What you have to do:
From the listing below, pull out all lines with "NATIONAL" in them.

Material for the task:
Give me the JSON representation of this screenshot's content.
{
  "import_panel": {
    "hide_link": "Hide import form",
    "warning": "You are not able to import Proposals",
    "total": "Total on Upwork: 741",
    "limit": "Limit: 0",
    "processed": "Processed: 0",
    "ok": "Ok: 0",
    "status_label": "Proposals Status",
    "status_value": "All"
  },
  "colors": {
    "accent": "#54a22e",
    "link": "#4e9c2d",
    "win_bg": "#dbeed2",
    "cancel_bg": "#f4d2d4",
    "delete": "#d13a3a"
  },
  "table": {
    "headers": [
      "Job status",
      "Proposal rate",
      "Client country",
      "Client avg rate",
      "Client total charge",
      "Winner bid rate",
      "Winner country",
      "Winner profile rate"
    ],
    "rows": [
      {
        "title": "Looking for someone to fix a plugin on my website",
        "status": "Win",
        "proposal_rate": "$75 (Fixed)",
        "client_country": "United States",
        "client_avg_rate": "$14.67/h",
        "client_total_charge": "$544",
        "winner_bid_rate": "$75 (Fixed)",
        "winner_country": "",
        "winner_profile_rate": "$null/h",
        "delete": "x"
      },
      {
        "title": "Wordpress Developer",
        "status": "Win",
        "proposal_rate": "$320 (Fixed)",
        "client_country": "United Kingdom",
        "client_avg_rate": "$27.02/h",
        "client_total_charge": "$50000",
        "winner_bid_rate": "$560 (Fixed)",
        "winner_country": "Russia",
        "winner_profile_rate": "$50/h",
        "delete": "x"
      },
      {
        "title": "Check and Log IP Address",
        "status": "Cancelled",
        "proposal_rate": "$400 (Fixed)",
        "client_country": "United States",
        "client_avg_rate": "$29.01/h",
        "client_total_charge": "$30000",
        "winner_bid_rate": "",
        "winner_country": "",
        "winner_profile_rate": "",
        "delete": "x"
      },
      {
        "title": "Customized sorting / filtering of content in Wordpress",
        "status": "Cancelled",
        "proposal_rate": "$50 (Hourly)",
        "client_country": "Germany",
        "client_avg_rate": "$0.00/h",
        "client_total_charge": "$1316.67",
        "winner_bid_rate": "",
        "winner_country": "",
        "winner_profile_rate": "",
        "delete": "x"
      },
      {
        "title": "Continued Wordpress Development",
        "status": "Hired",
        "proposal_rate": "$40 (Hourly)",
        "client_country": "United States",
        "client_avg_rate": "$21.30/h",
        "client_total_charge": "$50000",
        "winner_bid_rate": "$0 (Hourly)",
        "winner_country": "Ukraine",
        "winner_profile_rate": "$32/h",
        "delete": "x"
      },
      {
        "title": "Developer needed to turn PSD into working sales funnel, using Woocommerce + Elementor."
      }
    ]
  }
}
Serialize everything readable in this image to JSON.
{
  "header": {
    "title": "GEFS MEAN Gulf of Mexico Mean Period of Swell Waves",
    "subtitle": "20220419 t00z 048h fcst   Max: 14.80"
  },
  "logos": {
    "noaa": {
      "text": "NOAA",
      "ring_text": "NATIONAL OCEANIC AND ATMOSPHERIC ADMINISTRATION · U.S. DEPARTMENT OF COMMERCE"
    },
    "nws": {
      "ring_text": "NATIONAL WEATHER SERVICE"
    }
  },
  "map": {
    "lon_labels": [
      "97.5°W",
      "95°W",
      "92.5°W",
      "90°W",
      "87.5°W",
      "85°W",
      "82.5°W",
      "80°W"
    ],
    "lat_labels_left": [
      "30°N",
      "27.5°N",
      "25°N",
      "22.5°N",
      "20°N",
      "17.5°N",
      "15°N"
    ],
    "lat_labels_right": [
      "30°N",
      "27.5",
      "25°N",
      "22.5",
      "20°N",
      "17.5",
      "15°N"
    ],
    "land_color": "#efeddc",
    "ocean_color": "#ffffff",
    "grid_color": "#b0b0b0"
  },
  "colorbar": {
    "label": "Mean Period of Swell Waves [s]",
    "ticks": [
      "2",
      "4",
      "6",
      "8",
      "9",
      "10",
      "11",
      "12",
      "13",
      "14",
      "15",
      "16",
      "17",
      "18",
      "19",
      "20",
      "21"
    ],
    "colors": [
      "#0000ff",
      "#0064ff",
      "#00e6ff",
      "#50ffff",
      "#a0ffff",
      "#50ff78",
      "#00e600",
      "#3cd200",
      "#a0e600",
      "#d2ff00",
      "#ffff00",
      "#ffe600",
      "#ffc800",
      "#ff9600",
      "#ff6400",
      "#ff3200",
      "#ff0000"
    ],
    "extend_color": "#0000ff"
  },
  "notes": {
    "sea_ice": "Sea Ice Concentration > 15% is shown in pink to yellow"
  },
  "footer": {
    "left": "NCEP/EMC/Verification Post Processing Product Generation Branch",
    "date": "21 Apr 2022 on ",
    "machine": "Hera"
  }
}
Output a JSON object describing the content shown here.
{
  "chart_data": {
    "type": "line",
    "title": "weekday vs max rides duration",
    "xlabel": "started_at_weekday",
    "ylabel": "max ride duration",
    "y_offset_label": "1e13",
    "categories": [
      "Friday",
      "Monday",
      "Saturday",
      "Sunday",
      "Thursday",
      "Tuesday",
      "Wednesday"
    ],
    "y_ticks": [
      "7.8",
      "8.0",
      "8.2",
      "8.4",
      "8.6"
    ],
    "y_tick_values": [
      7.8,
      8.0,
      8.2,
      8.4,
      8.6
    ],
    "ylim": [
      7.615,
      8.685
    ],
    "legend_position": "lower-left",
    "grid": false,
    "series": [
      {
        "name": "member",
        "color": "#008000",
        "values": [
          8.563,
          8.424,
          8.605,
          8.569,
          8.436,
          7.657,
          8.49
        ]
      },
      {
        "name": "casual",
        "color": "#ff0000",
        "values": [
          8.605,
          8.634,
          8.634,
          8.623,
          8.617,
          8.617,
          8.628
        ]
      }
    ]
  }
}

Response:
      "ring_text": "NATIONAL OCEANIC AND ATMOSPHERIC ADMINISTRATION · U.S. DEPARTMENT OF COMMERCE"
      "ring_text": "NATIONAL WEATHER SERVICE"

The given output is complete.